===== Material to process =====

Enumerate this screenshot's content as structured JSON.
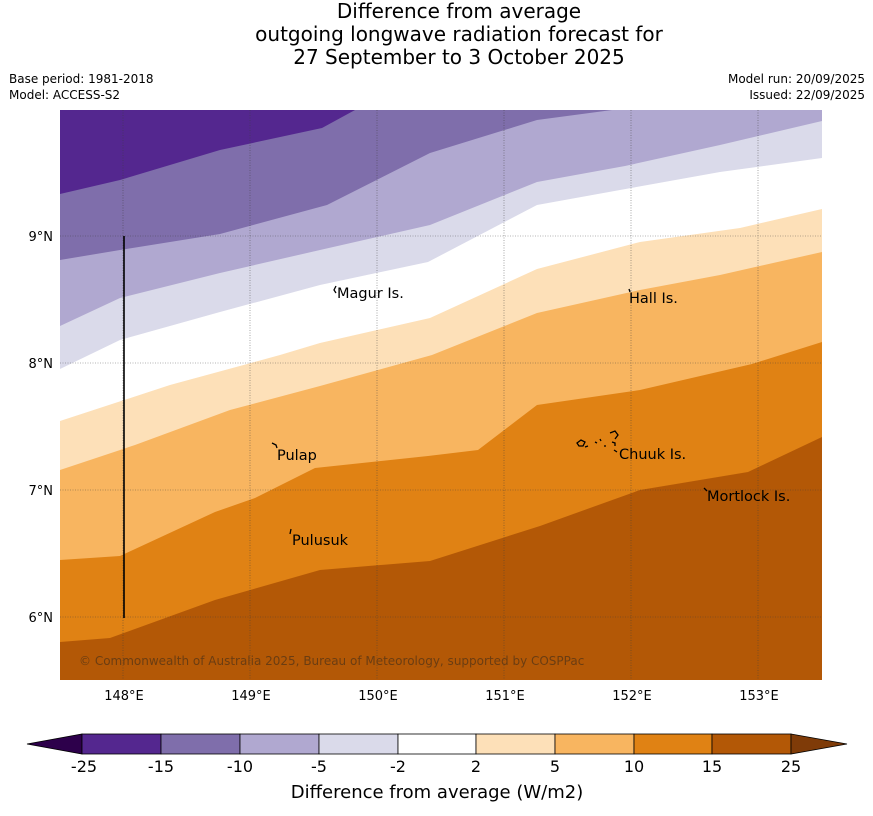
{
  "title_lines": [
    "Difference from average",
    "outgoing longwave radiation forecast for",
    "27 September to 3 October 2025"
  ],
  "base_period": "Base period: 1981-2018",
  "model": "Model: ACCESS-S2",
  "model_run": "Model run: 20/09/2025",
  "issued": "Issued: 22/09/2025",
  "map": {
    "lon_labels": [
      "148°E",
      "149°E",
      "150°E",
      "151°E",
      "152°E",
      "153°E"
    ],
    "lat_labels": [
      "9°N",
      "8°N",
      "7°N",
      "6°N"
    ],
    "places": [
      "Magur Is.",
      "Hall Is.",
      "Pulap",
      "Chuuk Is.",
      "Mortlock Is.",
      "Pulusuk"
    ],
    "copyright": "© Commonwealth of Australia 2025, Bureau of Meteorology, supported by COSPPac",
    "band_colors": [
      "#54278f",
      "#7f6eab",
      "#b0a8d0",
      "#dadaea",
      "#ffffff",
      "#fde0b8",
      "#f8b560",
      "#e08214",
      "#b35806"
    ]
  },
  "colorbar": {
    "labels": [
      "-25",
      "-15",
      "-10",
      "-5",
      "-2",
      "2",
      "5",
      "10",
      "15",
      "25"
    ],
    "colors": [
      "#2d004b",
      "#54278f",
      "#7f6eab",
      "#b0a8d0",
      "#dadaea",
      "#ffffff",
      "#fde0b8",
      "#f8b560",
      "#e08214",
      "#b35806",
      "#7f3b08"
    ],
    "title": "Difference from average (W/m2)"
  }
}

=====

**Goal**:
Your task is to collect every line above that contains the word "Difference".

**Output**:
    "Difference from average",
    "title": "Difference from average (W/m2)"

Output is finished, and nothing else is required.